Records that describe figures
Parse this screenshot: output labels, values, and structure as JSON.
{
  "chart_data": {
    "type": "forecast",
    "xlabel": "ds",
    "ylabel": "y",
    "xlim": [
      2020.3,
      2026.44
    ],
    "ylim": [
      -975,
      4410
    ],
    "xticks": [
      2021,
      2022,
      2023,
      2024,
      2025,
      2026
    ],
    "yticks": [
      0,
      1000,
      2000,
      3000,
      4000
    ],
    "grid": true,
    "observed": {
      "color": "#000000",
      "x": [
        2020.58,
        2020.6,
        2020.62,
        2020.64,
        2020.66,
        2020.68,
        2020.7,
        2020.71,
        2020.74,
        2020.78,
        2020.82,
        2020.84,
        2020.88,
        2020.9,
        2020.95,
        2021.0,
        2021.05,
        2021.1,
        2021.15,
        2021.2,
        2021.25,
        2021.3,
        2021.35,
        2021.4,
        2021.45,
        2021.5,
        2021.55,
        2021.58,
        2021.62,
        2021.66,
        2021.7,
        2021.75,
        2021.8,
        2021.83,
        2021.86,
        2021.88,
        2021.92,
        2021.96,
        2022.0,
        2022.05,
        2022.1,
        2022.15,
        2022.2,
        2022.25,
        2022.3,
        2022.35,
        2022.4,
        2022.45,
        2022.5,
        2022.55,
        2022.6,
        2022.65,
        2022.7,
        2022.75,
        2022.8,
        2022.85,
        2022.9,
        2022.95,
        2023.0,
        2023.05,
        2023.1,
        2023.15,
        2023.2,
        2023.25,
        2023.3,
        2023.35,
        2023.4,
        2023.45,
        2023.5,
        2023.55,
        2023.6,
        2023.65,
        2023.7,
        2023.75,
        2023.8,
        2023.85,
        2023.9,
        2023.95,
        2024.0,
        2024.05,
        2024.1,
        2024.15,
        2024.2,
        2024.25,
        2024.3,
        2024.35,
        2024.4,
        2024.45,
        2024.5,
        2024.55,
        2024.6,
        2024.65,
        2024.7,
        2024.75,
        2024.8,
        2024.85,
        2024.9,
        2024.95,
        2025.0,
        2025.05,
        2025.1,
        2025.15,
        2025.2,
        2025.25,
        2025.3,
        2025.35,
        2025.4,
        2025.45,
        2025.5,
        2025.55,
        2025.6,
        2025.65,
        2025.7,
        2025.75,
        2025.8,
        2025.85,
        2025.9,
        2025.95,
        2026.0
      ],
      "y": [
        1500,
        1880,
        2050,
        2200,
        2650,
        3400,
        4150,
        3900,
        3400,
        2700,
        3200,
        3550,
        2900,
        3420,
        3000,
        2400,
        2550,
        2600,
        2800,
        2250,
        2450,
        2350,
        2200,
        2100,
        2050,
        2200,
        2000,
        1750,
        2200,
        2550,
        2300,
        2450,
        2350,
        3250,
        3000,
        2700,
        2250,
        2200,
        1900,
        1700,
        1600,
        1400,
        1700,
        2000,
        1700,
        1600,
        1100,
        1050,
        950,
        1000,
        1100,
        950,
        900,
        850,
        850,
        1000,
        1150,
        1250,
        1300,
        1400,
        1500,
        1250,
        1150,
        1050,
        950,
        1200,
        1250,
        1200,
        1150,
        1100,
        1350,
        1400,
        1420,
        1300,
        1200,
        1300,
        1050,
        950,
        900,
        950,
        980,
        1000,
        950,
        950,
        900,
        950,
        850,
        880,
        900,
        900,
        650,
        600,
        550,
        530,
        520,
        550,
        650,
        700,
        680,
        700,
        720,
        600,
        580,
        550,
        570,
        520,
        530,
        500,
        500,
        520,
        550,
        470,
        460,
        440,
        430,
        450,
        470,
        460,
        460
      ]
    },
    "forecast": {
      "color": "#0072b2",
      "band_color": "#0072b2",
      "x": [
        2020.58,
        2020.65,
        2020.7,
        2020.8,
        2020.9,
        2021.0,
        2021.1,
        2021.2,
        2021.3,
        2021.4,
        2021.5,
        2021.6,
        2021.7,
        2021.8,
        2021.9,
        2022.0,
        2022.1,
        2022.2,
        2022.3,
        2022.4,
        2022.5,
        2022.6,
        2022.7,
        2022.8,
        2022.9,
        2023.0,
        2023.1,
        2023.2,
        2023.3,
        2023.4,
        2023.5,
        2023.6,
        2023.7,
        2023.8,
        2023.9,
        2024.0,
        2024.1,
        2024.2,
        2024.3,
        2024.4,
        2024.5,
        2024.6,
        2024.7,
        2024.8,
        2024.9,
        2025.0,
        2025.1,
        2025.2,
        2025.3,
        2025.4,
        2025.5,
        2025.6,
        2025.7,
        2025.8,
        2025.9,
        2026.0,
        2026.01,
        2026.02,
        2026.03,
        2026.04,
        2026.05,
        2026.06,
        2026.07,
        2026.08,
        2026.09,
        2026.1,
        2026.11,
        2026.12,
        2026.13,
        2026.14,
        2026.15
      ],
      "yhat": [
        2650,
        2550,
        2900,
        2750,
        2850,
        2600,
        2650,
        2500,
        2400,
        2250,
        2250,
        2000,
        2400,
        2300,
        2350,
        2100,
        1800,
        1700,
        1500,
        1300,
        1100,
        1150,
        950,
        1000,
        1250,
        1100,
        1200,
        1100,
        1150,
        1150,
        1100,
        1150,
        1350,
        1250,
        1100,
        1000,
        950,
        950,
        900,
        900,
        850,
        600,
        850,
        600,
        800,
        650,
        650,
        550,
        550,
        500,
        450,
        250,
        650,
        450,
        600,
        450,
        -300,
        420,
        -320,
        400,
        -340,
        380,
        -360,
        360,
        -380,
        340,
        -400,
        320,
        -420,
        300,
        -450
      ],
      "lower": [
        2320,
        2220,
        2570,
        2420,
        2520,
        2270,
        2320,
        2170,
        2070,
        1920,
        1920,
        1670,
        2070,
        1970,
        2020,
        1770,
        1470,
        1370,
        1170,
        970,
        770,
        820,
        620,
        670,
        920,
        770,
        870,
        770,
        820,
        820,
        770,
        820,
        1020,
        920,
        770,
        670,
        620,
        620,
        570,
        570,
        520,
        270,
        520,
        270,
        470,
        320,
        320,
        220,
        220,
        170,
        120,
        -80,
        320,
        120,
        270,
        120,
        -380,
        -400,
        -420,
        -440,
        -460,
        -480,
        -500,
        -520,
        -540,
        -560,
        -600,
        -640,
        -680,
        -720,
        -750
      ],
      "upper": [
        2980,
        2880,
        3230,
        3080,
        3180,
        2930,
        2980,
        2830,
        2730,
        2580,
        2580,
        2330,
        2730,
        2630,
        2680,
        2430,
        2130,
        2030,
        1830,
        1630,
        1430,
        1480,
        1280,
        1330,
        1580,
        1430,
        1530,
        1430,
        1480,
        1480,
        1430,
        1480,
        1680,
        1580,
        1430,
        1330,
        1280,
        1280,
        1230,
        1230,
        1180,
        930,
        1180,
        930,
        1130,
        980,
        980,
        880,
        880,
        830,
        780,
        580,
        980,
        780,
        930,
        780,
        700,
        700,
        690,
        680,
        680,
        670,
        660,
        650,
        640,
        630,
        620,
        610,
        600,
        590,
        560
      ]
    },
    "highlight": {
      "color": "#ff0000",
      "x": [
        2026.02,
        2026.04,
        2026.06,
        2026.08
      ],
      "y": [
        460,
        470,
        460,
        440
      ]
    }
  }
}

-- EXERCISE REQUIREMENTS --
Copy out each line above, character for character.

-- TASK OUTPUT --
Parse this screenshot: output labels, values, and structure as JSON.
{
  "chart_data": {
    "type": "forecast",
    "xlabel": "ds",
    "ylabel": "y",
    "xlim": [
      2020.3,
      2026.44
    ],
    "ylim": [
      -975,
      4410
    ],
    "xticks": [
      2021,
      2022,
      2023,
      2024,
      2025,
      2026
    ],
    "yticks": [
      0,
      1000,
      2000,
      3000,
      4000
    ],
    "grid": true,
    "observed": {
      "color": "#000000",
      "x": [
        2020.58,
        2020.6,
        2020.62,
        2020.64,
        2020.66,
        2020.68,
        2020.7,
        2020.71,
        2020.74,
        2020.78,
        2020.82,
        2020.84,
        2020.88,
        2020.9,
        2020.95,
        2021.0,
        2021.05,
        2021.1,
        2021.15,
        2021.2,
        2021.25,
        2021.3,
        2021.35,
        2021.4,
        2021.45,
        2021.5,
        2021.55,
        2021.58,
        2021.62,
        2021.66,
        2021.7,
        2021.75,
        2021.8,
        2021.83,
        2021.86,
        2021.88,
        2021.92,
        2021.96,
        2022.0,
        2022.05,
        2022.1,
        2022.15,
        2022.2,
        2022.25,
        2022.3,
        2022.35,
        2022.4,
        2022.45,
        2022.5,
        2022.55,
        2022.6,
        2022.65,
        2022.7,
        2022.75,
        2022.8,
        2022.85,
        2022.9,
        2022.95,
        2023.0,
        2023.05,
        2023.1,
        2023.15,
        2023.2,
        2023.25,
        2023.3,
        2023.35,
        2023.4,
        2023.45,
        2023.5,
        2023.55,
        2023.6,
        2023.65,
        2023.7,
        2023.75,
        2023.8,
        2023.85,
        2023.9,
        2023.95,
        2024.0,
        2024.05,
        2024.1,
        2024.15,
        2024.2,
        2024.25,
        2024.3,
        2024.35,
        2024.4,
        2024.45,
        2024.5,
        2024.55,
        2024.6,
        2024.65,
        2024.7,
        2024.75,
        2024.8,
        2024.85,
        2024.9,
        2024.95,
        2025.0,
        2025.05,
        2025.1,
        2025.15,
        2025.2,
        2025.25,
        2025.3,
        2025.35,
        2025.4,
        2025.45,
        2025.5,
        2025.55,
        2025.6,
        2025.65,
        2025.7,
        2025.75,
        2025.8,
        2025.85,
        2025.9,
        2025.95,
        2026.0
      ],
      "y": [
        1500,
        1880,
        2050,
        2200,
        2650,
        3400,
        4150,
        3900,
        3400,
        2700,
        3200,
        3550,
        2900,
        3420,
        3000,
        2400,
        2550,
        2600,
        2800,
        2250,
        2450,
        2350,
        2200,
        2100,
        2050,
        2200,
        2000,
        1750,
        2200,
        2550,
        2300,
        2450,
        2350,
        3250,
        3000,
        2700,
        2250,
        2200,
        1900,
        1700,
        1600,
        1400,
        1700,
        2000,
        1700,
        1600,
        1100,
        1050,
        950,
        1000,
        1100,
        950,
        900,
        850,
        850,
        1000,
        1150,
        1250,
        1300,
        1400,
        1500,
        1250,
        1150,
        1050,
        950,
        1200,
        1250,
        1200,
        1150,
        1100,
        1350,
        1400,
        1420,
        1300,
        1200,
        1300,
        1050,
        950,
        900,
        950,
        980,
        1000,
        950,
        950,
        900,
        950,
        850,
        880,
        900,
        900,
        650,
        600,
        550,
        530,
        520,
        550,
        650,
        700,
        680,
        700,
        720,
        600,
        580,
        550,
        570,
        520,
        530,
        500,
        500,
        520,
        550,
        470,
        460,
        440,
        430,
        450,
        470,
        460,
        460
      ]
    },
    "forecast": {
      "color": "#0072b2",
      "band_color": "#0072b2",
      "x": [
        2020.58,
        2020.65,
        2020.7,
        2020.8,
        2020.9,
        2021.0,
        2021.1,
        2021.2,
        2021.3,
        2021.4,
        2021.5,
        2021.6,
        2021.7,
        2021.8,
        2021.9,
        2022.0,
        2022.1,
        2022.2,
        2022.3,
        2022.4,
        2022.5,
        2022.6,
        2022.7,
        2022.8,
        2022.9,
        2023.0,
        2023.1,
        2023.2,
        2023.3,
        2023.4,
        2023.5,
        2023.6,
        2023.7,
        2023.8,
        2023.9,
        2024.0,
        2024.1,
        2024.2,
        2024.3,
        2024.4,
        2024.5,
        2024.6,
        2024.7,
        2024.8,
        2024.9,
        2025.0,
        2025.1,
        2025.2,
        2025.3,
        2025.4,
        2025.5,
        2025.6,
        2025.7,
        2025.8,
        2025.9,
        2026.0,
        2026.01,
        2026.02,
        2026.03,
        2026.04,
        2026.05,
        2026.06,
        2026.07,
        2026.08,
        2026.09,
        2026.1,
        2026.11,
        2026.12,
        2026.13,
        2026.14,
        2026.15
      ],
      "yhat": [
        2650,
        2550,
        2900,
        2750,
        2850,
        2600,
        2650,
        2500,
        2400,
        2250,
        2250,
        2000,
        2400,
        2300,
        2350,
        2100,
        1800,
        1700,
        1500,
        1300,
        1100,
        1150,
        950,
        1000,
        1250,
        1100,
        1200,
        1100,
        1150,
        1150,
        1100,
        1150,
        1350,
        1250,
        1100,
        1000,
        950,
        950,
        900,
        900,
        850,
        600,
        850,
        600,
        800,
        650,
        650,
        550,
        550,
        500,
        450,
        250,
        650,
        450,
        600,
        450,
        -300,
        420,
        -320,
        400,
        -340,
        380,
        -360,
        360,
        -380,
        340,
        -400,
        320,
        -420,
        300,
        -450
      ],
      "lower": [
        2320,
        2220,
        2570,
        2420,
        2520,
        2270,
        2320,
        2170,
        2070,
        1920,
        1920,
        1670,
        2070,
        1970,
        2020,
        1770,
        1470,
        1370,
        1170,
        970,
        770,
        820,
        620,
        670,
        920,
        770,
        870,
        770,
        820,
        820,
        770,
        820,
        1020,
        920,
        770,
        670,
        620,
        620,
        570,
        570,
        520,
        270,
        520,
        270,
        470,
        320,
        320,
        220,
        220,
        170,
        120,
        -80,
        320,
        120,
        270,
        120,
        -380,
        -400,
        -420,
        -440,
        -460,
        -480,
        -500,
        -520,
        -540,
        -560,
        -600,
        -640,
        -680,
        -720,
        -750
      ],
      "upper": [
        2980,
        2880,
        3230,
        3080,
        3180,
        2930,
        2980,
        2830,
        2730,
        2580,
        2580,
        2330,
        2730,
        2630,
        2680,
        2430,
        2130,
        2030,
        1830,
        1630,
        1430,
        1480,
        1280,
        1330,
        1580,
        1430,
        1530,
        1430,
        1480,
        1480,
        1430,
        1480,
        1680,
        1580,
        1430,
        1330,
        1280,
        1280,
        1230,
        1230,
        1180,
        930,
        1180,
        930,
        1130,
        980,
        980,
        880,
        880,
        830,
        780,
        580,
        980,
        780,
        930,
        780,
        700,
        700,
        690,
        680,
        680,
        670,
        660,
        650,
        640,
        630,
        620,
        610,
        600,
        590,
        560
      ]
    },
    "highlight": {
      "color": "#ff0000",
      "x": [
        2026.02,
        2026.04,
        2026.06,
        2026.08
      ],
      "y": [
        460,
        470,
        460,
        440
      ]
    }
  }
}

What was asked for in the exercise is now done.